> **THE RECORDS**
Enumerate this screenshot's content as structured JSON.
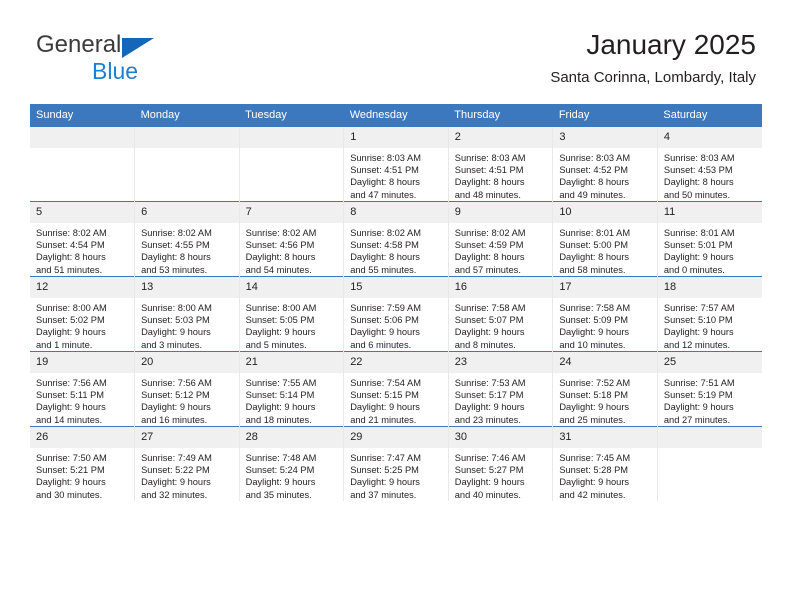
{
  "brand": {
    "name_part1": "General",
    "name_part2": "Blue",
    "triangle_icon": "blue-triangle-icon",
    "accent_color": "#1f7fd1",
    "header_color": "#3b78be"
  },
  "header": {
    "title": "January 2025",
    "subtitle": "Santa Corinna, Lombardy, Italy"
  },
  "weekday_headers": [
    "Sunday",
    "Monday",
    "Tuesday",
    "Wednesday",
    "Thursday",
    "Friday",
    "Saturday"
  ],
  "weeks": [
    [
      {
        "day": "",
        "empty": true,
        "sunrise": "",
        "sunset": "",
        "daylight_line1": "",
        "daylight_line2": ""
      },
      {
        "day": "",
        "empty": true,
        "sunrise": "",
        "sunset": "",
        "daylight_line1": "",
        "daylight_line2": ""
      },
      {
        "day": "",
        "empty": true,
        "sunrise": "",
        "sunset": "",
        "daylight_line1": "",
        "daylight_line2": ""
      },
      {
        "day": "1",
        "empty": false,
        "sunrise": "Sunrise: 8:03 AM",
        "sunset": "Sunset: 4:51 PM",
        "daylight_line1": "Daylight: 8 hours",
        "daylight_line2": "and 47 minutes."
      },
      {
        "day": "2",
        "empty": false,
        "sunrise": "Sunrise: 8:03 AM",
        "sunset": "Sunset: 4:51 PM",
        "daylight_line1": "Daylight: 8 hours",
        "daylight_line2": "and 48 minutes."
      },
      {
        "day": "3",
        "empty": false,
        "sunrise": "Sunrise: 8:03 AM",
        "sunset": "Sunset: 4:52 PM",
        "daylight_line1": "Daylight: 8 hours",
        "daylight_line2": "and 49 minutes."
      },
      {
        "day": "4",
        "empty": false,
        "sunrise": "Sunrise: 8:03 AM",
        "sunset": "Sunset: 4:53 PM",
        "daylight_line1": "Daylight: 8 hours",
        "daylight_line2": "and 50 minutes."
      }
    ],
    [
      {
        "day": "5",
        "empty": false,
        "sunrise": "Sunrise: 8:02 AM",
        "sunset": "Sunset: 4:54 PM",
        "daylight_line1": "Daylight: 8 hours",
        "daylight_line2": "and 51 minutes."
      },
      {
        "day": "6",
        "empty": false,
        "sunrise": "Sunrise: 8:02 AM",
        "sunset": "Sunset: 4:55 PM",
        "daylight_line1": "Daylight: 8 hours",
        "daylight_line2": "and 53 minutes."
      },
      {
        "day": "7",
        "empty": false,
        "sunrise": "Sunrise: 8:02 AM",
        "sunset": "Sunset: 4:56 PM",
        "daylight_line1": "Daylight: 8 hours",
        "daylight_line2": "and 54 minutes."
      },
      {
        "day": "8",
        "empty": false,
        "sunrise": "Sunrise: 8:02 AM",
        "sunset": "Sunset: 4:58 PM",
        "daylight_line1": "Daylight: 8 hours",
        "daylight_line2": "and 55 minutes."
      },
      {
        "day": "9",
        "empty": false,
        "sunrise": "Sunrise: 8:02 AM",
        "sunset": "Sunset: 4:59 PM",
        "daylight_line1": "Daylight: 8 hours",
        "daylight_line2": "and 57 minutes."
      },
      {
        "day": "10",
        "empty": false,
        "sunrise": "Sunrise: 8:01 AM",
        "sunset": "Sunset: 5:00 PM",
        "daylight_line1": "Daylight: 8 hours",
        "daylight_line2": "and 58 minutes."
      },
      {
        "day": "11",
        "empty": false,
        "sunrise": "Sunrise: 8:01 AM",
        "sunset": "Sunset: 5:01 PM",
        "daylight_line1": "Daylight: 9 hours",
        "daylight_line2": "and 0 minutes."
      }
    ],
    [
      {
        "day": "12",
        "empty": false,
        "sunrise": "Sunrise: 8:00 AM",
        "sunset": "Sunset: 5:02 PM",
        "daylight_line1": "Daylight: 9 hours",
        "daylight_line2": "and 1 minute."
      },
      {
        "day": "13",
        "empty": false,
        "sunrise": "Sunrise: 8:00 AM",
        "sunset": "Sunset: 5:03 PM",
        "daylight_line1": "Daylight: 9 hours",
        "daylight_line2": "and 3 minutes."
      },
      {
        "day": "14",
        "empty": false,
        "sunrise": "Sunrise: 8:00 AM",
        "sunset": "Sunset: 5:05 PM",
        "daylight_line1": "Daylight: 9 hours",
        "daylight_line2": "and 5 minutes."
      },
      {
        "day": "15",
        "empty": false,
        "sunrise": "Sunrise: 7:59 AM",
        "sunset": "Sunset: 5:06 PM",
        "daylight_line1": "Daylight: 9 hours",
        "daylight_line2": "and 6 minutes."
      },
      {
        "day": "16",
        "empty": false,
        "sunrise": "Sunrise: 7:58 AM",
        "sunset": "Sunset: 5:07 PM",
        "daylight_line1": "Daylight: 9 hours",
        "daylight_line2": "and 8 minutes."
      },
      {
        "day": "17",
        "empty": false,
        "sunrise": "Sunrise: 7:58 AM",
        "sunset": "Sunset: 5:09 PM",
        "daylight_line1": "Daylight: 9 hours",
        "daylight_line2": "and 10 minutes."
      },
      {
        "day": "18",
        "empty": false,
        "sunrise": "Sunrise: 7:57 AM",
        "sunset": "Sunset: 5:10 PM",
        "daylight_line1": "Daylight: 9 hours",
        "daylight_line2": "and 12 minutes."
      }
    ],
    [
      {
        "day": "19",
        "empty": false,
        "sunrise": "Sunrise: 7:56 AM",
        "sunset": "Sunset: 5:11 PM",
        "daylight_line1": "Daylight: 9 hours",
        "daylight_line2": "and 14 minutes."
      },
      {
        "day": "20",
        "empty": false,
        "sunrise": "Sunrise: 7:56 AM",
        "sunset": "Sunset: 5:12 PM",
        "daylight_line1": "Daylight: 9 hours",
        "daylight_line2": "and 16 minutes."
      },
      {
        "day": "21",
        "empty": false,
        "sunrise": "Sunrise: 7:55 AM",
        "sunset": "Sunset: 5:14 PM",
        "daylight_line1": "Daylight: 9 hours",
        "daylight_line2": "and 18 minutes."
      },
      {
        "day": "22",
        "empty": false,
        "sunrise": "Sunrise: 7:54 AM",
        "sunset": "Sunset: 5:15 PM",
        "daylight_line1": "Daylight: 9 hours",
        "daylight_line2": "and 21 minutes."
      },
      {
        "day": "23",
        "empty": false,
        "sunrise": "Sunrise: 7:53 AM",
        "sunset": "Sunset: 5:17 PM",
        "daylight_line1": "Daylight: 9 hours",
        "daylight_line2": "and 23 minutes."
      },
      {
        "day": "24",
        "empty": false,
        "sunrise": "Sunrise: 7:52 AM",
        "sunset": "Sunset: 5:18 PM",
        "daylight_line1": "Daylight: 9 hours",
        "daylight_line2": "and 25 minutes."
      },
      {
        "day": "25",
        "empty": false,
        "sunrise": "Sunrise: 7:51 AM",
        "sunset": "Sunset: 5:19 PM",
        "daylight_line1": "Daylight: 9 hours",
        "daylight_line2": "and 27 minutes."
      }
    ],
    [
      {
        "day": "26",
        "empty": false,
        "sunrise": "Sunrise: 7:50 AM",
        "sunset": "Sunset: 5:21 PM",
        "daylight_line1": "Daylight: 9 hours",
        "daylight_line2": "and 30 minutes."
      },
      {
        "day": "27",
        "empty": false,
        "sunrise": "Sunrise: 7:49 AM",
        "sunset": "Sunset: 5:22 PM",
        "daylight_line1": "Daylight: 9 hours",
        "daylight_line2": "and 32 minutes."
      },
      {
        "day": "28",
        "empty": false,
        "sunrise": "Sunrise: 7:48 AM",
        "sunset": "Sunset: 5:24 PM",
        "daylight_line1": "Daylight: 9 hours",
        "daylight_line2": "and 35 minutes."
      },
      {
        "day": "29",
        "empty": false,
        "sunrise": "Sunrise: 7:47 AM",
        "sunset": "Sunset: 5:25 PM",
        "daylight_line1": "Daylight: 9 hours",
        "daylight_line2": "and 37 minutes."
      },
      {
        "day": "30",
        "empty": false,
        "sunrise": "Sunrise: 7:46 AM",
        "sunset": "Sunset: 5:27 PM",
        "daylight_line1": "Daylight: 9 hours",
        "daylight_line2": "and 40 minutes."
      },
      {
        "day": "31",
        "empty": false,
        "sunrise": "Sunrise: 7:45 AM",
        "sunset": "Sunset: 5:28 PM",
        "daylight_line1": "Daylight: 9 hours",
        "daylight_line2": "and 42 minutes."
      },
      {
        "day": "",
        "empty": true,
        "sunrise": "",
        "sunset": "",
        "daylight_line1": "",
        "daylight_line2": ""
      }
    ]
  ]
}
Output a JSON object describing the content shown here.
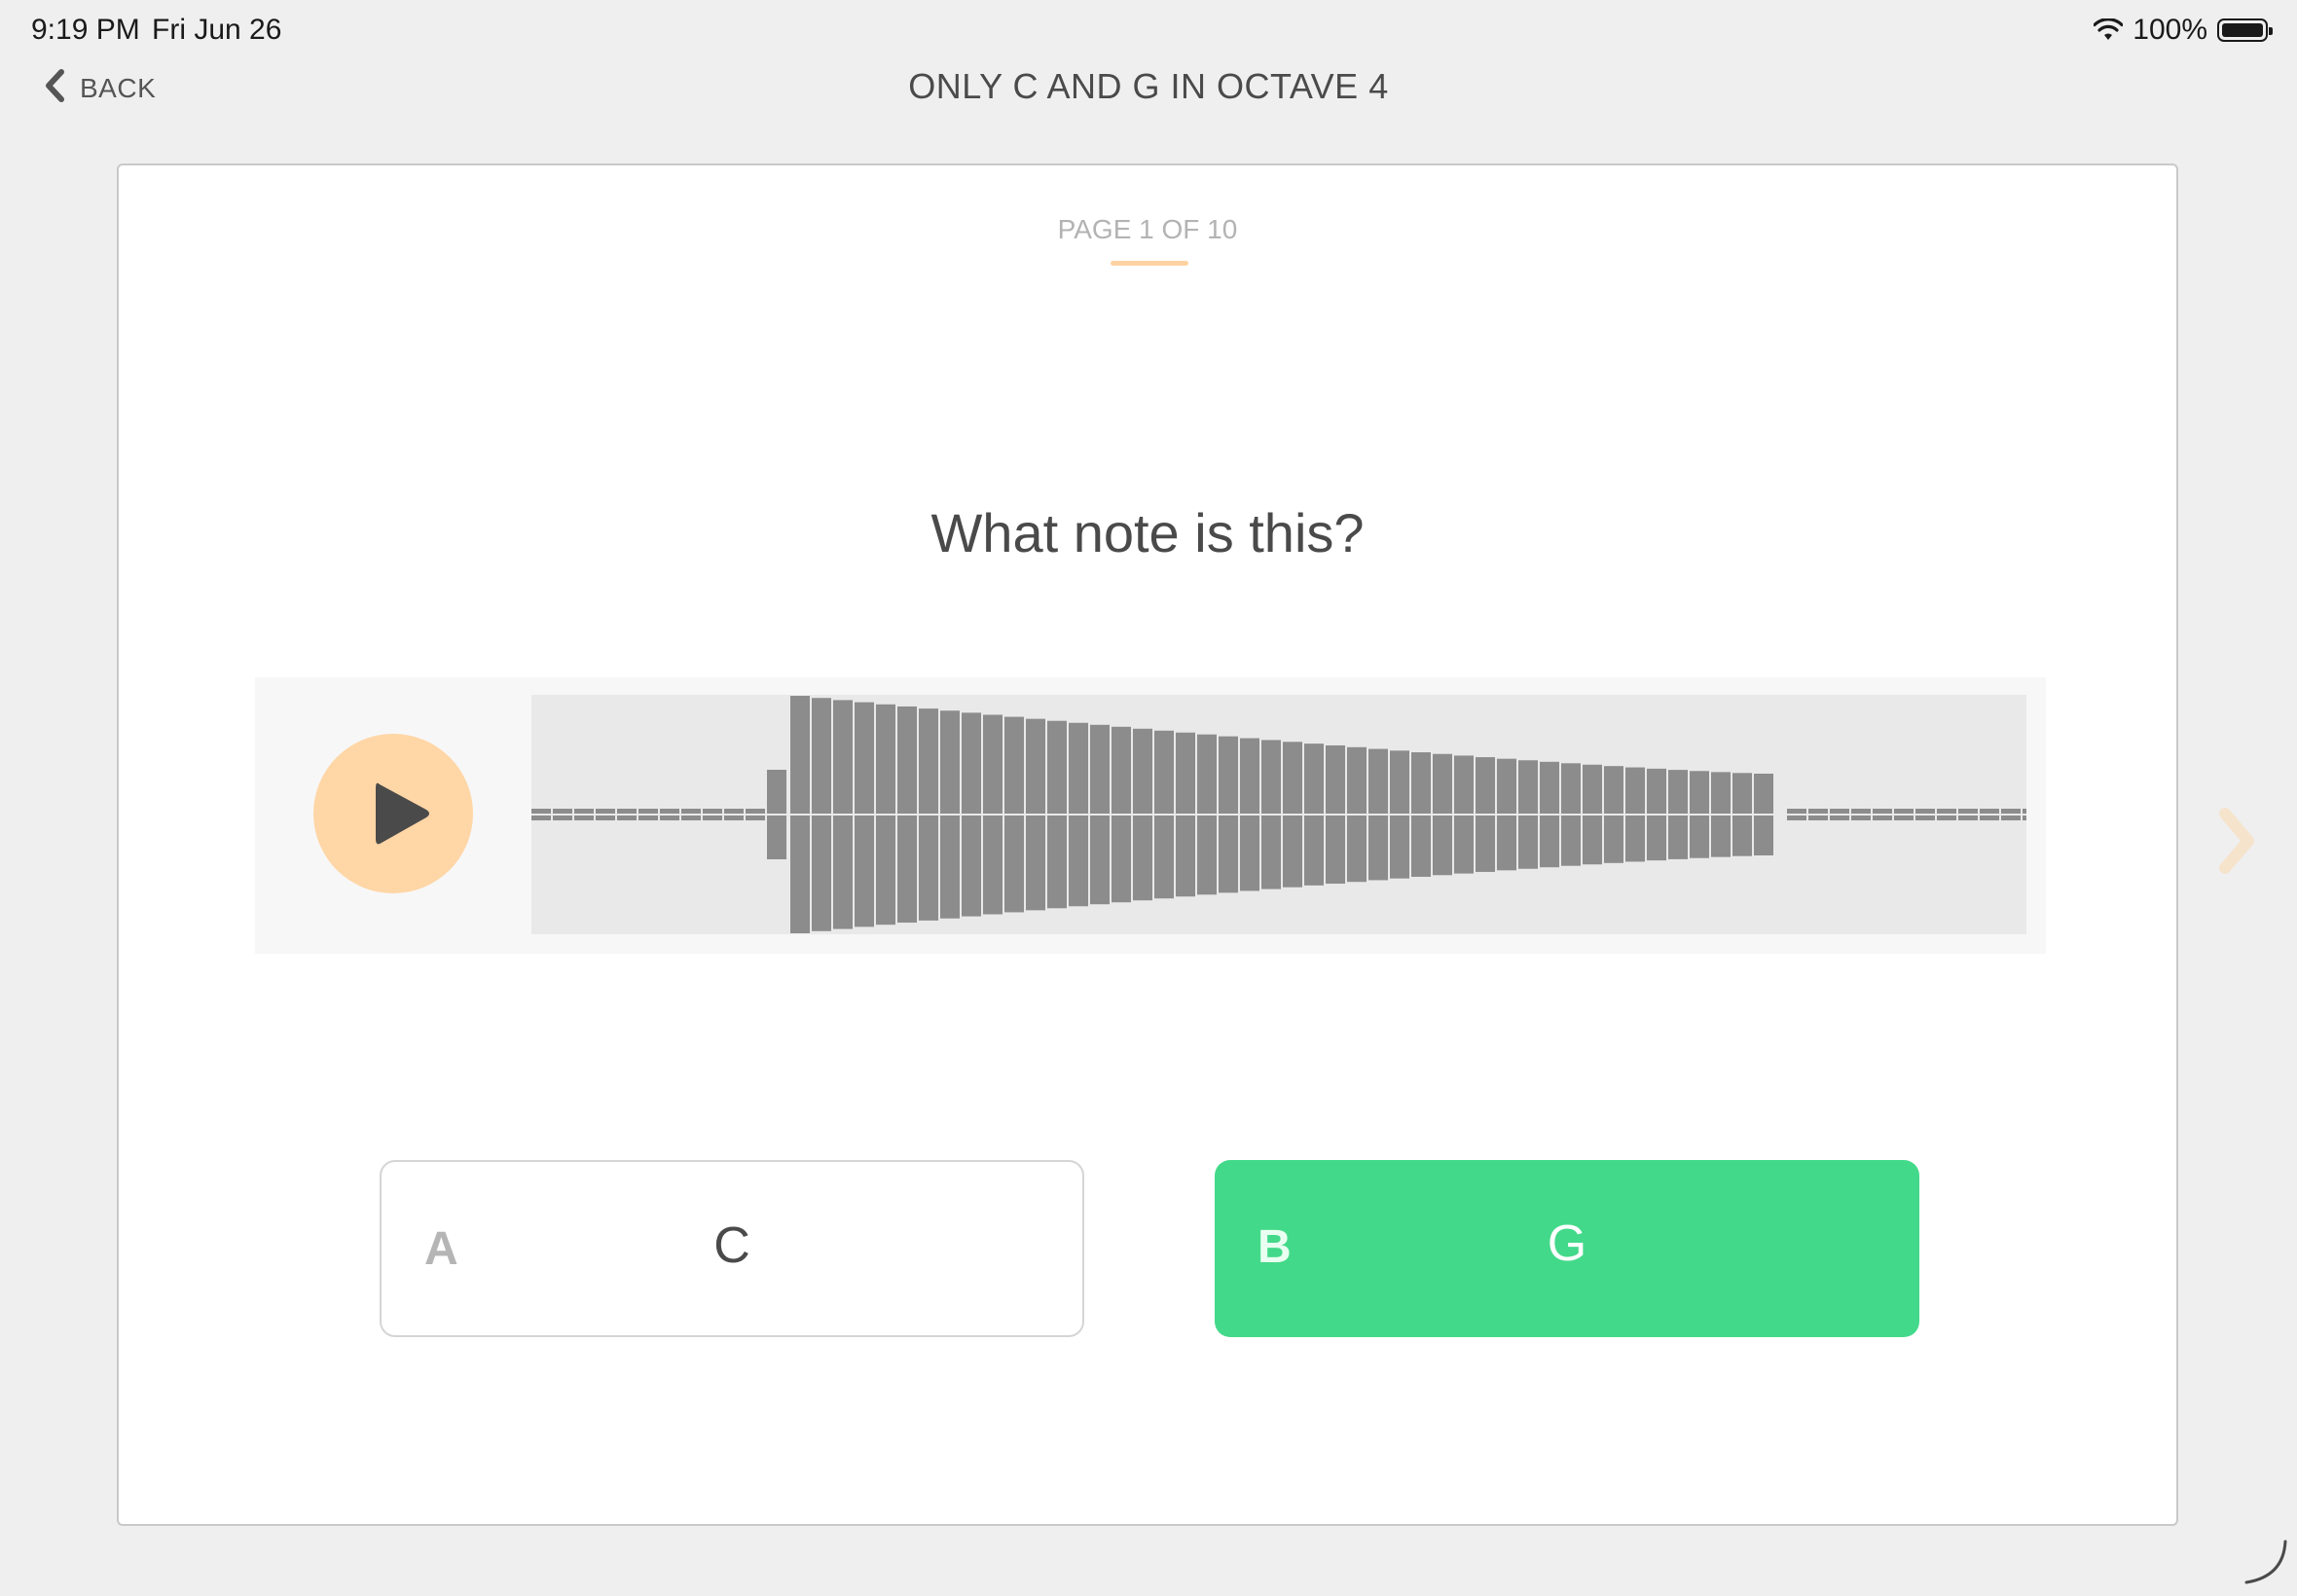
{
  "status_bar": {
    "time": "9:19 PM",
    "date": "Fri Jun 26",
    "battery": "100%"
  },
  "nav": {
    "back_label": "BACK",
    "title": "ONLY C AND G IN OCTAVE 4"
  },
  "card": {
    "page_label": "PAGE 1 OF 10",
    "question": "What note is this?",
    "answers": [
      {
        "letter": "A",
        "text": "C",
        "state": "default"
      },
      {
        "letter": "B",
        "text": "G",
        "state": "correct"
      }
    ]
  },
  "colors": {
    "accent": "#ffd6a6",
    "correct": "#43d98a",
    "waveform_bars": "#8c8c8c",
    "waveform_background": "#e9e9e9"
  },
  "icons": {
    "back": "chevron-left-icon",
    "play": "play-icon",
    "next": "chevron-right-icon",
    "wifi": "wifi-icon",
    "battery": "battery-icon"
  }
}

> **GIVEN REQUEST**
In the entries above, find each line with the word "chevron" and show it.

> **SOLUTION TO THE EXERCISE**
    "back": "chevron-left-icon",
    "next": "chevron-right-icon",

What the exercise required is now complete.